(Dataset records)

Start

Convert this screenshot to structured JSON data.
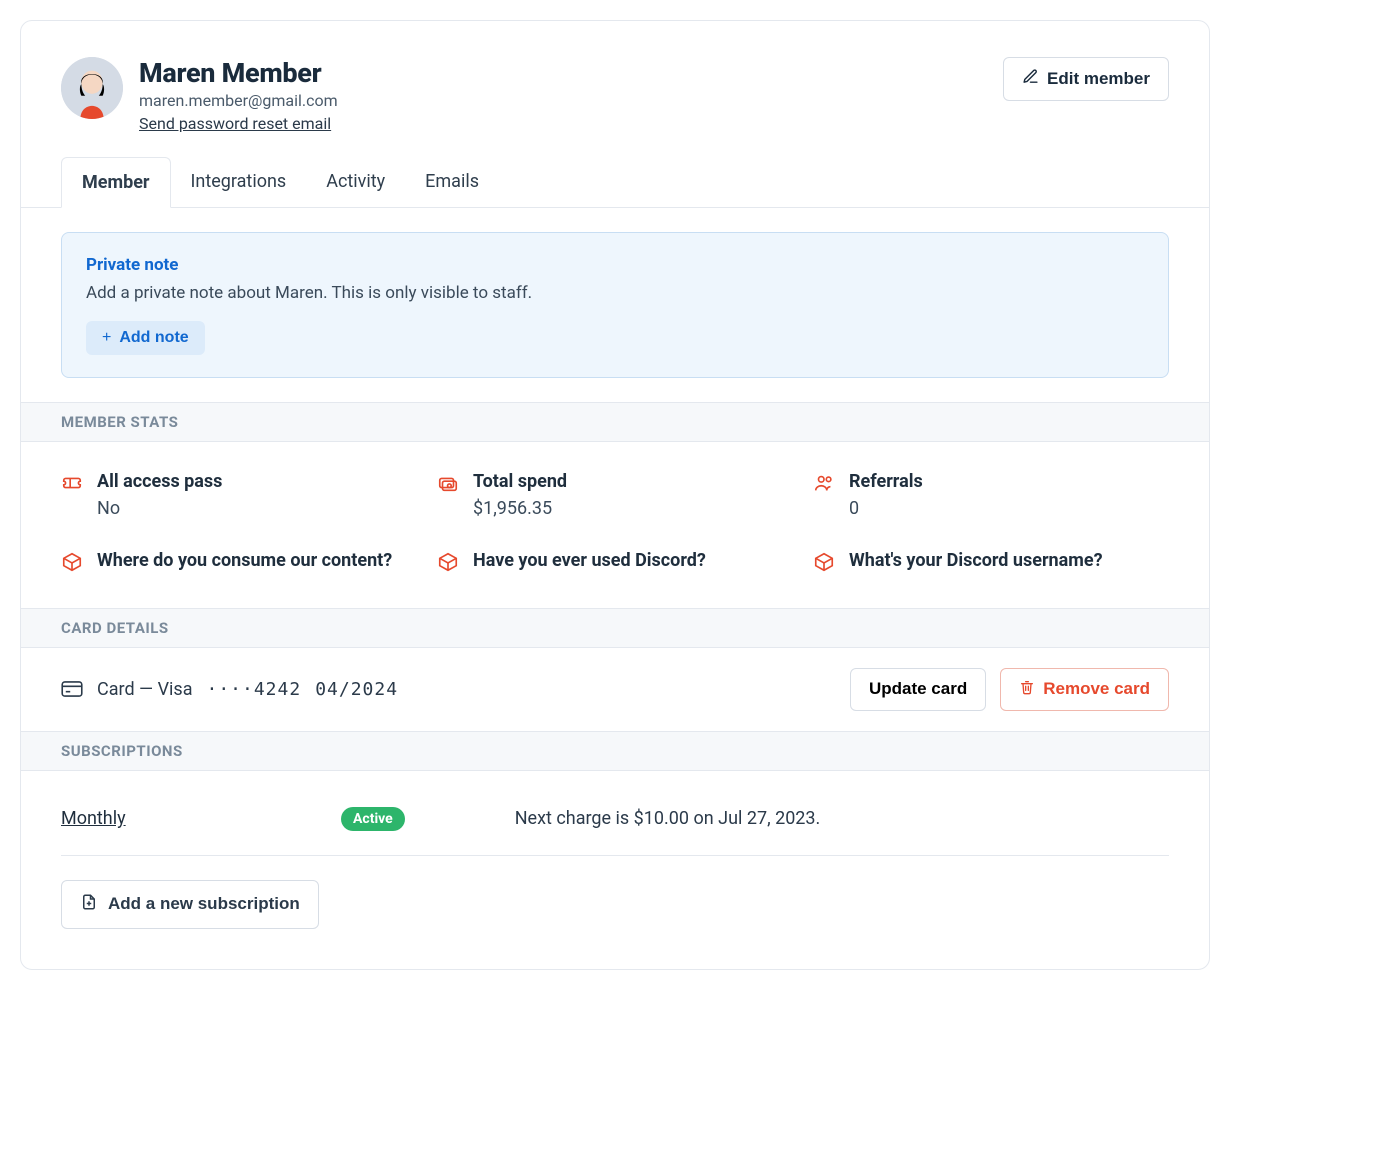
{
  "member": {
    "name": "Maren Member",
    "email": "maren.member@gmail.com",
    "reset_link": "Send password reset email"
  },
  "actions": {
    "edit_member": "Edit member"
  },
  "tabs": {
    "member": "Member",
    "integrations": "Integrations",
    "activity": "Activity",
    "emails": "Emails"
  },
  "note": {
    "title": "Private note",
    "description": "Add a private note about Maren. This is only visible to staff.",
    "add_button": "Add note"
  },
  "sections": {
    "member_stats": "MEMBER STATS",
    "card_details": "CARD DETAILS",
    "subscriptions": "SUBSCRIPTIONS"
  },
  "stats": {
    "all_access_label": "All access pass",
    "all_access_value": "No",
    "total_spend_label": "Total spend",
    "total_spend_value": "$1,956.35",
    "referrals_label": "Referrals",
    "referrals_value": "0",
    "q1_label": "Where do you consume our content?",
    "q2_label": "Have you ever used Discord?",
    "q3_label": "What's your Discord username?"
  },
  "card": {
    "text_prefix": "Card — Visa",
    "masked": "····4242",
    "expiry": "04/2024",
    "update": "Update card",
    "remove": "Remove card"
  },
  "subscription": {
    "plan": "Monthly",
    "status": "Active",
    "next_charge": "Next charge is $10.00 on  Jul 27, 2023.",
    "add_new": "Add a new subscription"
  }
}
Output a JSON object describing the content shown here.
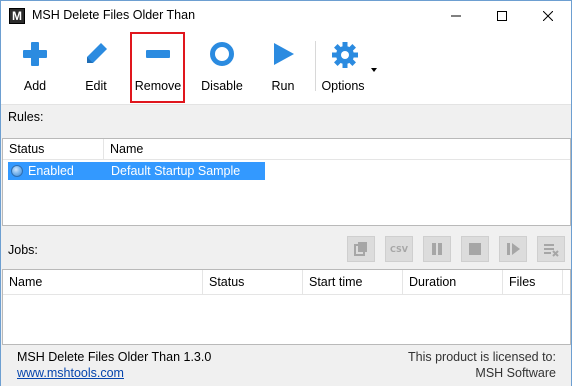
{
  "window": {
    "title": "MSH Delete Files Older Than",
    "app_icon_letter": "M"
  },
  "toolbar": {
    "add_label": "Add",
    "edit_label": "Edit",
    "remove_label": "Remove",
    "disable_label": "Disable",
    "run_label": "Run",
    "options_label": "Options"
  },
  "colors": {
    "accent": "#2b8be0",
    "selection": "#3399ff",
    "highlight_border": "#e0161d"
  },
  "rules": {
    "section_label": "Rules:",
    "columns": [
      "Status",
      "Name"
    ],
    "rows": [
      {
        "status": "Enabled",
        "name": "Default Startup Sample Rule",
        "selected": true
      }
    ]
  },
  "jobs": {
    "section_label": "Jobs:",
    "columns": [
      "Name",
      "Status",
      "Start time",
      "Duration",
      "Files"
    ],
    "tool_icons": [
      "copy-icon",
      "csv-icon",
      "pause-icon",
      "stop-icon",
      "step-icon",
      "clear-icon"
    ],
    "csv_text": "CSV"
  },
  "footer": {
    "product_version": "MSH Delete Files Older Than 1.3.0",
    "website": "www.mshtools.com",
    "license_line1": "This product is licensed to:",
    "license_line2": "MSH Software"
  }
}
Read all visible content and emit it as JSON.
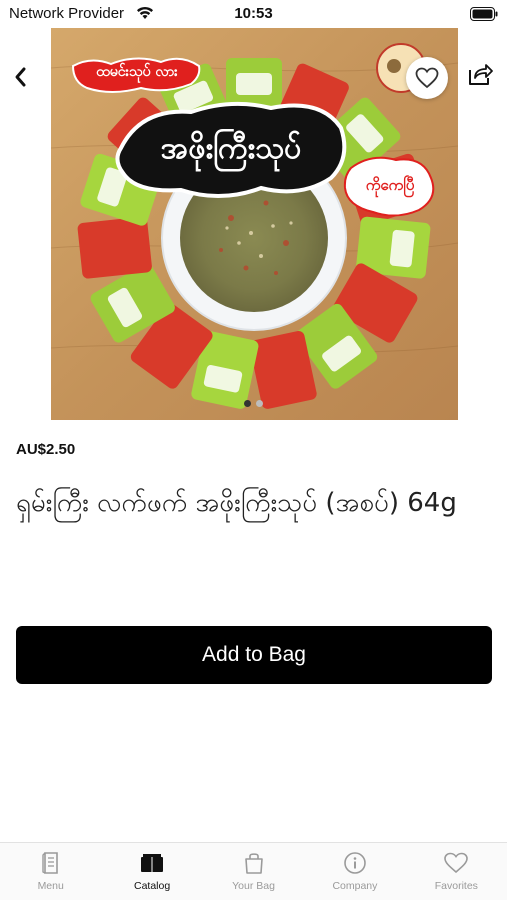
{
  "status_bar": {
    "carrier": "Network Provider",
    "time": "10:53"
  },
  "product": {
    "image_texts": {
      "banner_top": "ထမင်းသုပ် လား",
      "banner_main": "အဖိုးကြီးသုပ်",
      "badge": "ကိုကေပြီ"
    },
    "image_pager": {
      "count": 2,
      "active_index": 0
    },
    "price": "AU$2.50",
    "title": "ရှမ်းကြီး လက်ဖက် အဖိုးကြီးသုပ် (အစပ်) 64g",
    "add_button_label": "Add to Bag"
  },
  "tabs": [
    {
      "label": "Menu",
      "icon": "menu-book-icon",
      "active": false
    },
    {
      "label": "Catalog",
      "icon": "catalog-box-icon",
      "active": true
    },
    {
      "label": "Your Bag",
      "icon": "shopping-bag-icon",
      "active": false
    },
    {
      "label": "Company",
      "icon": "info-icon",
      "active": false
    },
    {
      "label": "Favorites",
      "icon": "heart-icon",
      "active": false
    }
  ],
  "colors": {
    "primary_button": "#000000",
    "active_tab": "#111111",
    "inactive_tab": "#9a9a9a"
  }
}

End

§ Stated problem
In your copy of the records, include no pictures; repeat everything else exactly.

§ Task response
Convert this screenshot to structured JSON data.
{
  "member": {
    "name": "Maren Member",
    "email": "maren.member@gmail.com",
    "reset_link": "Send password reset email"
  },
  "actions": {
    "edit_member": "Edit member"
  },
  "tabs": {
    "member": "Member",
    "integrations": "Integrations",
    "activity": "Activity",
    "emails": "Emails"
  },
  "note": {
    "title": "Private note",
    "description": "Add a private note about Maren. This is only visible to staff.",
    "add_button": "Add note"
  },
  "sections": {
    "member_stats": "MEMBER STATS",
    "card_details": "CARD DETAILS",
    "subscriptions": "SUBSCRIPTIONS"
  },
  "stats": {
    "all_access_label": "All access pass",
    "all_access_value": "No",
    "total_spend_label": "Total spend",
    "total_spend_value": "$1,956.35",
    "referrals_label": "Referrals",
    "referrals_value": "0",
    "q1_label": "Where do you consume our content?",
    "q2_label": "Have you ever used Discord?",
    "q3_label": "What's your Discord username?"
  },
  "card": {
    "text_prefix": "Card — Visa",
    "masked": "····4242",
    "expiry": "04/2024",
    "update": "Update card",
    "remove": "Remove card"
  },
  "subscription": {
    "plan": "Monthly",
    "status": "Active",
    "next_charge": "Next charge is $10.00 on  Jul 27, 2023.",
    "add_new": "Add a new subscription"
  }
}
Output a JSON object describing the content shown here.
{
  "window": {
    "title": "MSH Delete Files Older Than",
    "app_icon_letter": "M"
  },
  "toolbar": {
    "add_label": "Add",
    "edit_label": "Edit",
    "remove_label": "Remove",
    "disable_label": "Disable",
    "run_label": "Run",
    "options_label": "Options"
  },
  "colors": {
    "accent": "#2b8be0",
    "selection": "#3399ff",
    "highlight_border": "#e0161d"
  },
  "rules": {
    "section_label": "Rules:",
    "columns": [
      "Status",
      "Name"
    ],
    "rows": [
      {
        "status": "Enabled",
        "name": "Default Startup Sample Rule",
        "selected": true
      }
    ]
  },
  "jobs": {
    "section_label": "Jobs:",
    "columns": [
      "Name",
      "Status",
      "Start time",
      "Duration",
      "Files"
    ],
    "tool_icons": [
      "copy-icon",
      "csv-icon",
      "pause-icon",
      "stop-icon",
      "step-icon",
      "clear-icon"
    ],
    "csv_text": "CSV"
  },
  "footer": {
    "product_version": "MSH Delete Files Older Than 1.3.0",
    "website": "www.mshtools.com",
    "license_line1": "This product is licensed to:",
    "license_line2": "MSH Software"
  }
}
Read all visible content and emit it as JSON.
{
  "status_bar": {
    "carrier": "Network Provider",
    "time": "10:53"
  },
  "product": {
    "image_texts": {
      "banner_top": "ထမင်းသုပ် လား",
      "banner_main": "အဖိုးကြီးသုပ်",
      "badge": "ကိုကေပြီ"
    },
    "image_pager": {
      "count": 2,
      "active_index": 0
    },
    "price": "AU$2.50",
    "title": "ရှမ်းကြီး လက်ဖက် အဖိုးကြီးသုပ် (အစပ်) 64g",
    "add_button_label": "Add to Bag"
  },
  "tabs": [
    {
      "label": "Menu",
      "icon": "menu-book-icon",
      "active": false
    },
    {
      "label": "Catalog",
      "icon": "catalog-box-icon",
      "active": true
    },
    {
      "label": "Your Bag",
      "icon": "shopping-bag-icon",
      "active": false
    },
    {
      "label": "Company",
      "icon": "info-icon",
      "active": false
    },
    {
      "label": "Favorites",
      "icon": "heart-icon",
      "active": false
    }
  ],
  "colors": {
    "primary_button": "#000000",
    "active_tab": "#111111",
    "inactive_tab": "#9a9a9a"
  }
}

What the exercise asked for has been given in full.